The problem -
Can you quote the records below in full, word for word?

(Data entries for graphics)
▽
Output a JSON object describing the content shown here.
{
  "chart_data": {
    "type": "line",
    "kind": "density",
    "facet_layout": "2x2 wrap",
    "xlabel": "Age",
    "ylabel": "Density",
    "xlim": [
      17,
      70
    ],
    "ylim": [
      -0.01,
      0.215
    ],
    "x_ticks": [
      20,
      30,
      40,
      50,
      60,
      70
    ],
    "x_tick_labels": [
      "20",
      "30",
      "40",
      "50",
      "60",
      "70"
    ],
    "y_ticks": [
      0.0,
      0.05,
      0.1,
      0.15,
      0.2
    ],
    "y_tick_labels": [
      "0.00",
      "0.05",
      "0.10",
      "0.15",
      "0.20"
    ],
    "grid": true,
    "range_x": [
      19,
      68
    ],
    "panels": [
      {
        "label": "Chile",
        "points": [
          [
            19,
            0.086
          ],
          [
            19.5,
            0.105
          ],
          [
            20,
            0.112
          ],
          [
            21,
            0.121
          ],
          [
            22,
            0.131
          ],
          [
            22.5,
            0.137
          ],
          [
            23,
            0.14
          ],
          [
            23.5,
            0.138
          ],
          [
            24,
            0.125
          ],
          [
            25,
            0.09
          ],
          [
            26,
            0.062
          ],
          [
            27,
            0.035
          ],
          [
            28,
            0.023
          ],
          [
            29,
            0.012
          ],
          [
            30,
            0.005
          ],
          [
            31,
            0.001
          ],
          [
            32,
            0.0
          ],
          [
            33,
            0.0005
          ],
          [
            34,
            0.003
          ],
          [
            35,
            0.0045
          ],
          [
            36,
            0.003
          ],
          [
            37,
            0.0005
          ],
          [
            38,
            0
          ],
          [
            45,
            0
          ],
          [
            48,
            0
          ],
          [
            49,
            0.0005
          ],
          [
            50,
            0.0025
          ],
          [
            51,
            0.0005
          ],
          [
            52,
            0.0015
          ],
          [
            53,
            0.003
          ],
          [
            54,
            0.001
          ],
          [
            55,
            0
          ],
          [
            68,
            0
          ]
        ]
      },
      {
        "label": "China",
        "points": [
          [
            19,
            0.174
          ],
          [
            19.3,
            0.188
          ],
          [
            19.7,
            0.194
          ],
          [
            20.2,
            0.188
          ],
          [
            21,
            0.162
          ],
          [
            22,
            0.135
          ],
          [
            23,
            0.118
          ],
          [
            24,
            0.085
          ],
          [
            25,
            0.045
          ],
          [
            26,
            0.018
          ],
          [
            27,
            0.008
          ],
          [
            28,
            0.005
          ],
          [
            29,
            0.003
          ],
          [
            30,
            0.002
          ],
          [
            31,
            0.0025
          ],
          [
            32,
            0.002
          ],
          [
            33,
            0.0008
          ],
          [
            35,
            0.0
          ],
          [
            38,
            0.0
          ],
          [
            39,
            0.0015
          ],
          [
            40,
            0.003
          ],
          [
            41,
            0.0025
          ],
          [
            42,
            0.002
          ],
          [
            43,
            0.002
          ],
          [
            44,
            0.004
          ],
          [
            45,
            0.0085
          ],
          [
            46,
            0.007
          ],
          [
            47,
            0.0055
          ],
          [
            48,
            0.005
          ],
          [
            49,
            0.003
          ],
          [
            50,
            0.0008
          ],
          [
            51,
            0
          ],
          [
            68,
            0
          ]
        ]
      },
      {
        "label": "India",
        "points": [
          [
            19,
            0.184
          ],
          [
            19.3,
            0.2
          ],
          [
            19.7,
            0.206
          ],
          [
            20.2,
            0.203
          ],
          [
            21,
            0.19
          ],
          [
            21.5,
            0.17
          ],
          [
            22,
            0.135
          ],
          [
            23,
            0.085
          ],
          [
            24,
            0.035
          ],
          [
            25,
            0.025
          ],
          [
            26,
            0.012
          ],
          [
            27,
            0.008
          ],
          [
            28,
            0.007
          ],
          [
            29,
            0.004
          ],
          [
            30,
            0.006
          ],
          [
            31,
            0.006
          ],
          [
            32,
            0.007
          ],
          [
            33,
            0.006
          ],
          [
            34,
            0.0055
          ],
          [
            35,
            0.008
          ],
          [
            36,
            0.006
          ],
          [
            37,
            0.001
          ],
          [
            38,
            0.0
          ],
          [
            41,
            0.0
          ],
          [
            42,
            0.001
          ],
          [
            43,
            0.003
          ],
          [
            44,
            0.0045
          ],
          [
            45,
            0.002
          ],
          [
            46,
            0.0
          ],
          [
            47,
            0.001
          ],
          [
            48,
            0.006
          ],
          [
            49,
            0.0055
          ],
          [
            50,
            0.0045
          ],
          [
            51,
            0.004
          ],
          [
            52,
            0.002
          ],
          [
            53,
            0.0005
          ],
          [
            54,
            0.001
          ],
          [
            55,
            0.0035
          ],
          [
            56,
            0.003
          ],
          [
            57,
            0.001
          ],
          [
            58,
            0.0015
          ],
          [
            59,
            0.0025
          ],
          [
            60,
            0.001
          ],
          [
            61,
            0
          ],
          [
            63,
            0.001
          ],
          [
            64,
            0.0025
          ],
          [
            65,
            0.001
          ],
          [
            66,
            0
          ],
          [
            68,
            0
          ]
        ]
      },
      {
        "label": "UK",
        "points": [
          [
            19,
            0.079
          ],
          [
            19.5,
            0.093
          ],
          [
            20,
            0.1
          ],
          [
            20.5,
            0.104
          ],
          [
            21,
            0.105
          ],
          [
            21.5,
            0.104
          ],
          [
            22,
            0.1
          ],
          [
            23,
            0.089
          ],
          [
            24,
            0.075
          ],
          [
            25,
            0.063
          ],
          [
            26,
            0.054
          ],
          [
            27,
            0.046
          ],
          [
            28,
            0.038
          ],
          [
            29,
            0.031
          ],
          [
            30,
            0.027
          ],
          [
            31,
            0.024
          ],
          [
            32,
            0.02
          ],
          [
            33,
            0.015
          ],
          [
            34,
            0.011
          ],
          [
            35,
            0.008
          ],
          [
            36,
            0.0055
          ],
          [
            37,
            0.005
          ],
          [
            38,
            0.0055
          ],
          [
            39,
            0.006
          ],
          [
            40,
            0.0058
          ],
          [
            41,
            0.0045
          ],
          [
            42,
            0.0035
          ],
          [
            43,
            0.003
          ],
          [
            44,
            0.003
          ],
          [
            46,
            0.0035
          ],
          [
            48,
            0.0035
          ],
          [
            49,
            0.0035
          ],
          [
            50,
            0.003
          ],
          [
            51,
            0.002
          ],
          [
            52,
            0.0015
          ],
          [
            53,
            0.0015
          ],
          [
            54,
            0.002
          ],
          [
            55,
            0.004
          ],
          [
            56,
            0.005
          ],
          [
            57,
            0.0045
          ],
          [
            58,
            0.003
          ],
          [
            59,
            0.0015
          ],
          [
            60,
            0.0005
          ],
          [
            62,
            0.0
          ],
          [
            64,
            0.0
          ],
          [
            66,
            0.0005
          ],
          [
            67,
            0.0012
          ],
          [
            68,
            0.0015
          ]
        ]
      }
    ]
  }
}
△
Correct output -
Output a JSON object describing the content shown here.
{
  "chart_data": {
    "type": "line",
    "kind": "density",
    "facet_layout": "2x2 wrap",
    "xlabel": "Age",
    "ylabel": "Density",
    "xlim": [
      17,
      70
    ],
    "ylim": [
      -0.01,
      0.215
    ],
    "x_ticks": [
      20,
      30,
      40,
      50,
      60,
      70
    ],
    "x_tick_labels": [
      "20",
      "30",
      "40",
      "50",
      "60",
      "70"
    ],
    "y_ticks": [
      0.0,
      0.05,
      0.1,
      0.15,
      0.2
    ],
    "y_tick_labels": [
      "0.00",
      "0.05",
      "0.10",
      "0.15",
      "0.20"
    ],
    "grid": true,
    "range_x": [
      19,
      68
    ],
    "panels": [
      {
        "label": "Chile",
        "points": [
          [
            19,
            0.086
          ],
          [
            19.5,
            0.105
          ],
          [
            20,
            0.112
          ],
          [
            21,
            0.121
          ],
          [
            22,
            0.131
          ],
          [
            22.5,
            0.137
          ],
          [
            23,
            0.14
          ],
          [
            23.5,
            0.138
          ],
          [
            24,
            0.125
          ],
          [
            25,
            0.09
          ],
          [
            26,
            0.062
          ],
          [
            27,
            0.035
          ],
          [
            28,
            0.023
          ],
          [
            29,
            0.012
          ],
          [
            30,
            0.005
          ],
          [
            31,
            0.001
          ],
          [
            32,
            0.0
          ],
          [
            33,
            0.0005
          ],
          [
            34,
            0.003
          ],
          [
            35,
            0.0045
          ],
          [
            36,
            0.003
          ],
          [
            37,
            0.0005
          ],
          [
            38,
            0
          ],
          [
            45,
            0
          ],
          [
            48,
            0
          ],
          [
            49,
            0.0005
          ],
          [
            50,
            0.0025
          ],
          [
            51,
            0.0005
          ],
          [
            52,
            0.0015
          ],
          [
            53,
            0.003
          ],
          [
            54,
            0.001
          ],
          [
            55,
            0
          ],
          [
            68,
            0
          ]
        ]
      },
      {
        "label": "China",
        "points": [
          [
            19,
            0.174
          ],
          [
            19.3,
            0.188
          ],
          [
            19.7,
            0.194
          ],
          [
            20.2,
            0.188
          ],
          [
            21,
            0.162
          ],
          [
            22,
            0.135
          ],
          [
            23,
            0.118
          ],
          [
            24,
            0.085
          ],
          [
            25,
            0.045
          ],
          [
            26,
            0.018
          ],
          [
            27,
            0.008
          ],
          [
            28,
            0.005
          ],
          [
            29,
            0.003
          ],
          [
            30,
            0.002
          ],
          [
            31,
            0.0025
          ],
          [
            32,
            0.002
          ],
          [
            33,
            0.0008
          ],
          [
            35,
            0.0
          ],
          [
            38,
            0.0
          ],
          [
            39,
            0.0015
          ],
          [
            40,
            0.003
          ],
          [
            41,
            0.0025
          ],
          [
            42,
            0.002
          ],
          [
            43,
            0.002
          ],
          [
            44,
            0.004
          ],
          [
            45,
            0.0085
          ],
          [
            46,
            0.007
          ],
          [
            47,
            0.0055
          ],
          [
            48,
            0.005
          ],
          [
            49,
            0.003
          ],
          [
            50,
            0.0008
          ],
          [
            51,
            0
          ],
          [
            68,
            0
          ]
        ]
      },
      {
        "label": "India",
        "points": [
          [
            19,
            0.184
          ],
          [
            19.3,
            0.2
          ],
          [
            19.7,
            0.206
          ],
          [
            20.2,
            0.203
          ],
          [
            21,
            0.19
          ],
          [
            21.5,
            0.17
          ],
          [
            22,
            0.135
          ],
          [
            23,
            0.085
          ],
          [
            24,
            0.035
          ],
          [
            25,
            0.025
          ],
          [
            26,
            0.012
          ],
          [
            27,
            0.008
          ],
          [
            28,
            0.007
          ],
          [
            29,
            0.004
          ],
          [
            30,
            0.006
          ],
          [
            31,
            0.006
          ],
          [
            32,
            0.007
          ],
          [
            33,
            0.006
          ],
          [
            34,
            0.0055
          ],
          [
            35,
            0.008
          ],
          [
            36,
            0.006
          ],
          [
            37,
            0.001
          ],
          [
            38,
            0.0
          ],
          [
            41,
            0.0
          ],
          [
            42,
            0.001
          ],
          [
            43,
            0.003
          ],
          [
            44,
            0.0045
          ],
          [
            45,
            0.002
          ],
          [
            46,
            0.0
          ],
          [
            47,
            0.001
          ],
          [
            48,
            0.006
          ],
          [
            49,
            0.0055
          ],
          [
            50,
            0.0045
          ],
          [
            51,
            0.004
          ],
          [
            52,
            0.002
          ],
          [
            53,
            0.0005
          ],
          [
            54,
            0.001
          ],
          [
            55,
            0.0035
          ],
          [
            56,
            0.003
          ],
          [
            57,
            0.001
          ],
          [
            58,
            0.0015
          ],
          [
            59,
            0.0025
          ],
          [
            60,
            0.001
          ],
          [
            61,
            0
          ],
          [
            63,
            0.001
          ],
          [
            64,
            0.0025
          ],
          [
            65,
            0.001
          ],
          [
            66,
            0
          ],
          [
            68,
            0
          ]
        ]
      },
      {
        "label": "UK",
        "points": [
          [
            19,
            0.079
          ],
          [
            19.5,
            0.093
          ],
          [
            20,
            0.1
          ],
          [
            20.5,
            0.104
          ],
          [
            21,
            0.105
          ],
          [
            21.5,
            0.104
          ],
          [
            22,
            0.1
          ],
          [
            23,
            0.089
          ],
          [
            24,
            0.075
          ],
          [
            25,
            0.063
          ],
          [
            26,
            0.054
          ],
          [
            27,
            0.046
          ],
          [
            28,
            0.038
          ],
          [
            29,
            0.031
          ],
          [
            30,
            0.027
          ],
          [
            31,
            0.024
          ],
          [
            32,
            0.02
          ],
          [
            33,
            0.015
          ],
          [
            34,
            0.011
          ],
          [
            35,
            0.008
          ],
          [
            36,
            0.0055
          ],
          [
            37,
            0.005
          ],
          [
            38,
            0.0055
          ],
          [
            39,
            0.006
          ],
          [
            40,
            0.0058
          ],
          [
            41,
            0.0045
          ],
          [
            42,
            0.0035
          ],
          [
            43,
            0.003
          ],
          [
            44,
            0.003
          ],
          [
            46,
            0.0035
          ],
          [
            48,
            0.0035
          ],
          [
            49,
            0.0035
          ],
          [
            50,
            0.003
          ],
          [
            51,
            0.002
          ],
          [
            52,
            0.0015
          ],
          [
            53,
            0.0015
          ],
          [
            54,
            0.002
          ],
          [
            55,
            0.004
          ],
          [
            56,
            0.005
          ],
          [
            57,
            0.0045
          ],
          [
            58,
            0.003
          ],
          [
            59,
            0.0015
          ],
          [
            60,
            0.0005
          ],
          [
            62,
            0.0
          ],
          [
            64,
            0.0
          ],
          [
            66,
            0.0005
          ],
          [
            67,
            0.0012
          ],
          [
            68,
            0.0015
          ]
        ]
      }
    ]
  }
}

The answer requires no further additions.